▶ **Given task**:
All records below must be retyped exactly.

Records from a collection of figures:
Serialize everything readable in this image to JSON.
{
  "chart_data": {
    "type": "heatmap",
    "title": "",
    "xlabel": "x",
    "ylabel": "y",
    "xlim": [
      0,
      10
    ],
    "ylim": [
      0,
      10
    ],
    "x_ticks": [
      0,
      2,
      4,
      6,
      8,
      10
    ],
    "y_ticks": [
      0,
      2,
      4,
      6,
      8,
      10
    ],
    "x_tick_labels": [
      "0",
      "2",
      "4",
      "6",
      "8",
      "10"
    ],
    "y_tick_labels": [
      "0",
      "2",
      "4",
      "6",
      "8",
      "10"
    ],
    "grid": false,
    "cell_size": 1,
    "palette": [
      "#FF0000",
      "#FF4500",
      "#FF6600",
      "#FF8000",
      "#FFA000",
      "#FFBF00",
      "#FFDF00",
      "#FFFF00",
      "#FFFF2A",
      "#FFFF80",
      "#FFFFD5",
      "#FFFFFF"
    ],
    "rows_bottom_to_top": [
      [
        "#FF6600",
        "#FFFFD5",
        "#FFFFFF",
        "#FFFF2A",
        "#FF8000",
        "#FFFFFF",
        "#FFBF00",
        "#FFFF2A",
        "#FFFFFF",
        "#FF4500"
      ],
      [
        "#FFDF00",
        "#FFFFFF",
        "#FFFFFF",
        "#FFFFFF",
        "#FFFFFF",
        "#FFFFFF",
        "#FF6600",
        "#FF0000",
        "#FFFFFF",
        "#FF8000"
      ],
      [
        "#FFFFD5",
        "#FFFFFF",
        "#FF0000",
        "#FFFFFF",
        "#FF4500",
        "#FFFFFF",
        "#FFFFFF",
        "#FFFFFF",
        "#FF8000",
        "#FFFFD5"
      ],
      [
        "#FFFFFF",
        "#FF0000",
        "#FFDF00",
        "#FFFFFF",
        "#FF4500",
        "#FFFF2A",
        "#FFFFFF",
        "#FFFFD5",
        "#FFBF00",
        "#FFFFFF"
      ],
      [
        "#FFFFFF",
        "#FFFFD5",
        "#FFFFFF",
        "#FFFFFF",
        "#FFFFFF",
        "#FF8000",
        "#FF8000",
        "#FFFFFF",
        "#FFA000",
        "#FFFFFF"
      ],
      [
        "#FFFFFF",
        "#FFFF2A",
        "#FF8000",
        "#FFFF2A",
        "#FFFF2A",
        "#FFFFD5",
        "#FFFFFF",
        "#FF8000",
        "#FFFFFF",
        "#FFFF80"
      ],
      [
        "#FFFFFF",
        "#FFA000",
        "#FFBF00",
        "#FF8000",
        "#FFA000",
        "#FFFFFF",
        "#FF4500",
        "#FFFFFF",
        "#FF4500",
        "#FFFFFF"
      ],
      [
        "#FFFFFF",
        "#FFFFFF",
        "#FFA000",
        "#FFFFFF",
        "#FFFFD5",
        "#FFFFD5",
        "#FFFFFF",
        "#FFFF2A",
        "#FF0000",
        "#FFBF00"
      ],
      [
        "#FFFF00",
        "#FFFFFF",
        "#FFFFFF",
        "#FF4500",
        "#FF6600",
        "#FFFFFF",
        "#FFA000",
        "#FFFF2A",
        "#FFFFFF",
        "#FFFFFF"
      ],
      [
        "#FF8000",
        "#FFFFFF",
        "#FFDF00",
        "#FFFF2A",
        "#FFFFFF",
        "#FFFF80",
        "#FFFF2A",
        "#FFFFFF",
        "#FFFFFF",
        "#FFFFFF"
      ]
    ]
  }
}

▶ **Result below**:
Serialize everything readable in this image to JSON.
{
  "chart_data": {
    "type": "heatmap",
    "title": "",
    "xlabel": "x",
    "ylabel": "y",
    "xlim": [
      0,
      10
    ],
    "ylim": [
      0,
      10
    ],
    "x_ticks": [
      0,
      2,
      4,
      6,
      8,
      10
    ],
    "y_ticks": [
      0,
      2,
      4,
      6,
      8,
      10
    ],
    "x_tick_labels": [
      "0",
      "2",
      "4",
      "6",
      "8",
      "10"
    ],
    "y_tick_labels": [
      "0",
      "2",
      "4",
      "6",
      "8",
      "10"
    ],
    "grid": false,
    "cell_size": 1,
    "palette": [
      "#FF0000",
      "#FF4500",
      "#FF6600",
      "#FF8000",
      "#FFA000",
      "#FFBF00",
      "#FFDF00",
      "#FFFF00",
      "#FFFF2A",
      "#FFFF80",
      "#FFFFD5",
      "#FFFFFF"
    ],
    "rows_bottom_to_top": [
      [
        "#FF6600",
        "#FFFFD5",
        "#FFFFFF",
        "#FFFF2A",
        "#FF8000",
        "#FFFFFF",
        "#FFBF00",
        "#FFFF2A",
        "#FFFFFF",
        "#FF4500"
      ],
      [
        "#FFDF00",
        "#FFFFFF",
        "#FFFFFF",
        "#FFFFFF",
        "#FFFFFF",
        "#FFFFFF",
        "#FF6600",
        "#FF0000",
        "#FFFFFF",
        "#FF8000"
      ],
      [
        "#FFFFD5",
        "#FFFFFF",
        "#FF0000",
        "#FFFFFF",
        "#FF4500",
        "#FFFFFF",
        "#FFFFFF",
        "#FFFFFF",
        "#FF8000",
        "#FFFFD5"
      ],
      [
        "#FFFFFF",
        "#FF0000",
        "#FFDF00",
        "#FFFFFF",
        "#FF4500",
        "#FFFF2A",
        "#FFFFFF",
        "#FFFFD5",
        "#FFBF00",
        "#FFFFFF"
      ],
      [
        "#FFFFFF",
        "#FFFFD5",
        "#FFFFFF",
        "#FFFFFF",
        "#FFFFFF",
        "#FF8000",
        "#FF8000",
        "#FFFFFF",
        "#FFA000",
        "#FFFFFF"
      ],
      [
        "#FFFFFF",
        "#FFFF2A",
        "#FF8000",
        "#FFFF2A",
        "#FFFF2A",
        "#FFFFD5",
        "#FFFFFF",
        "#FF8000",
        "#FFFFFF",
        "#FFFF80"
      ],
      [
        "#FFFFFF",
        "#FFA000",
        "#FFBF00",
        "#FF8000",
        "#FFA000",
        "#FFFFFF",
        "#FF4500",
        "#FFFFFF",
        "#FF4500",
        "#FFFFFF"
      ],
      [
        "#FFFFFF",
        "#FFFFFF",
        "#FFA000",
        "#FFFFFF",
        "#FFFFD5",
        "#FFFFD5",
        "#FFFFFF",
        "#FFFF2A",
        "#FF0000",
        "#FFBF00"
      ],
      [
        "#FFFF00",
        "#FFFFFF",
        "#FFFFFF",
        "#FF4500",
        "#FF6600",
        "#FFFFFF",
        "#FFA000",
        "#FFFF2A",
        "#FFFFFF",
        "#FFFFFF"
      ],
      [
        "#FF8000",
        "#FFFFFF",
        "#FFDF00",
        "#FFFF2A",
        "#FFFFFF",
        "#FFFF80",
        "#FFFF2A",
        "#FFFFFF",
        "#FFFFFF",
        "#FFFFFF"
      ]
    ]
  }
}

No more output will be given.